Le cas Bernard Fay d'Antoine Compagnon

Publié le par lesdiagonalesdutemps


Ce livre est intéressant parce qu'il est le fruit de la curiosité de son auteur, Antoine Compagnon, professeur au Collège de France et entre autres grand spécialiste de Proust. Il a voulu connaitre mieux le personnage de Bernard Fay l'ayant croisé (virtuellement) durant sa vie professionnelle comme ci, sans le savoir, il suivait les pas de ce prédécesseur qui fut lui aussi professeur au collège de France et grand amateur de Proust que Fay connu assez bien. Antoine Compagnon grand habitué de la Bibliothèque Nationale retomba sur le fantôme de Fay qui en fut le directeur durant la seconde guerre mondiale.

* [TRAVAIL À FAIRE]
#1 Traduisez en anglais cette phrase du texte proposé : « Ce livre est intéressant parce qu'il est le fruit de la curiosité de son auteur, Antoine Compagnon, professeur au Collège de France et entre autres grand spécialiste de Proust. »
#2 Recopiez le passage du texte proposé qui commence par « Le cas Bernard » et se poursuit jusqu'à « seconde guerre mondiale. ».

[Entrées de données]
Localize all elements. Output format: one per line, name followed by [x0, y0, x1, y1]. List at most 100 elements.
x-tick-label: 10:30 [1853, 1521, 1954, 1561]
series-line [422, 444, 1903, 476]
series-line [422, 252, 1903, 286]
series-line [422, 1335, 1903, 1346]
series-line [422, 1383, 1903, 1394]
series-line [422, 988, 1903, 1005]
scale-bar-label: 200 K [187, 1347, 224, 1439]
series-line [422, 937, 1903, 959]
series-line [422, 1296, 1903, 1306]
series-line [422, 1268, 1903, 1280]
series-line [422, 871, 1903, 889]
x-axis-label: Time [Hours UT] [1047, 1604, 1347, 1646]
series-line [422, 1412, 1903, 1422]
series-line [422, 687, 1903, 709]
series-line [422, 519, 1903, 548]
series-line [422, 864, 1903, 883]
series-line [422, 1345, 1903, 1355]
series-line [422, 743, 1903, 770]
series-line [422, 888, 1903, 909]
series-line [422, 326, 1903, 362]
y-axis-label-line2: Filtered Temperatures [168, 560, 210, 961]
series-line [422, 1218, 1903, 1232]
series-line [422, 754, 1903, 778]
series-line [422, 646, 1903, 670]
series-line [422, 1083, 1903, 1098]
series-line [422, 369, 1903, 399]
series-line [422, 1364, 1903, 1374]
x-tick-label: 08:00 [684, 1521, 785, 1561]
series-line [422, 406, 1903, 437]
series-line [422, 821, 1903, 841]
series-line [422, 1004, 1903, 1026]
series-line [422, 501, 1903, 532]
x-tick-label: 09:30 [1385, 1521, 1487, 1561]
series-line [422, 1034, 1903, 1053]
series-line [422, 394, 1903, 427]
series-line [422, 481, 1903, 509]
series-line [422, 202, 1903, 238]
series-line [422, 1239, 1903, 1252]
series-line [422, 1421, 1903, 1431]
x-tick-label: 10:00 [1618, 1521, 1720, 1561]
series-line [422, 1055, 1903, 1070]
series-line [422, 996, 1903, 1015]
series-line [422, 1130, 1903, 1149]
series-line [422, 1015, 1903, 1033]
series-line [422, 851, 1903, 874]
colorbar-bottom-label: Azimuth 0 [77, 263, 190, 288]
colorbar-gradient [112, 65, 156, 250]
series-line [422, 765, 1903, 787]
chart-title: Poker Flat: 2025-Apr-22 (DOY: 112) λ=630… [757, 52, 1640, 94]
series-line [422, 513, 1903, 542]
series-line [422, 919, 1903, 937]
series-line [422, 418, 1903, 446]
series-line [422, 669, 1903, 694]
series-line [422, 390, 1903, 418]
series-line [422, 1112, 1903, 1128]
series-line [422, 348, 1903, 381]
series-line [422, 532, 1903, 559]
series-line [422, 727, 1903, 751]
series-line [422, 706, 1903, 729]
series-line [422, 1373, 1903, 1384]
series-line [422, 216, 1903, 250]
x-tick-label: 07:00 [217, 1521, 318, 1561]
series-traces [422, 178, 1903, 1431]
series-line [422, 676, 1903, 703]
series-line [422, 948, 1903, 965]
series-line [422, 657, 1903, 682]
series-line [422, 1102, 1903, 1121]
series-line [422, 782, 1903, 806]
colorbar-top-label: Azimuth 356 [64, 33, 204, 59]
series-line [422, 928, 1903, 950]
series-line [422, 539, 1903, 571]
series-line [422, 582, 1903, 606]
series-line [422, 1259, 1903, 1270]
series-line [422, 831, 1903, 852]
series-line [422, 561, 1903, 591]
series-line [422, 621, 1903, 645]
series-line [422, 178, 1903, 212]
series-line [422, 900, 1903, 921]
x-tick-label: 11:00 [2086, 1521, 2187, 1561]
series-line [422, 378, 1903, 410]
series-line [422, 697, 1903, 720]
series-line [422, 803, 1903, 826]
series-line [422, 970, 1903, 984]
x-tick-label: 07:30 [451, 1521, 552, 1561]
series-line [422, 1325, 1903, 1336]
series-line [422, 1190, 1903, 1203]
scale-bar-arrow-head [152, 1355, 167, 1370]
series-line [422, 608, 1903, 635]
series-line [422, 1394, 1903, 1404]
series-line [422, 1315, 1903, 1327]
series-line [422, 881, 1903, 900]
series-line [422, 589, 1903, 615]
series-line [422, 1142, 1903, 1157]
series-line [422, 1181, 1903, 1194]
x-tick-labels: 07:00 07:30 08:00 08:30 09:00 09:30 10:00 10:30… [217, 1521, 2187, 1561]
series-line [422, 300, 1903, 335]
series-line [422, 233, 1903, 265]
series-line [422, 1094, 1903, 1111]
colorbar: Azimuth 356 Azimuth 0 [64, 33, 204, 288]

* [RÉPONSES PAR TÂCHE]
#1 This book is interesting because it is the product of its author's curiosity: Antoine Compagnon, professor at the Collège de France and, among other things, a leading Proust specialist.

#2
Le cas Bernard Fay d'Antoine Compagnon

Publié le par lesdiagonalesdutemps


Ce livre est intéressant parce qu'il est le fruit de la curiosité de son auteur, Antoine Compagnon, professeur au Collège de France et entre autres grand spécialiste de Proust. Il a voulu connaitre mieux le personnage de Bernard Fay l'ayant croisé (virtuellement) durant sa vie professionnelle comme ci, sans le savoir, il suivait les pas de ce prédécesseur qui fut lui aussi professeur au collège de France et grand amateur de Proust que Fay connu assez bien. Antoine Compagnon grand habitué de la Bibliothèque Nationale retomba sur le fantôme de Fay qui en fut le directeur durant la seconde guerre mondiale.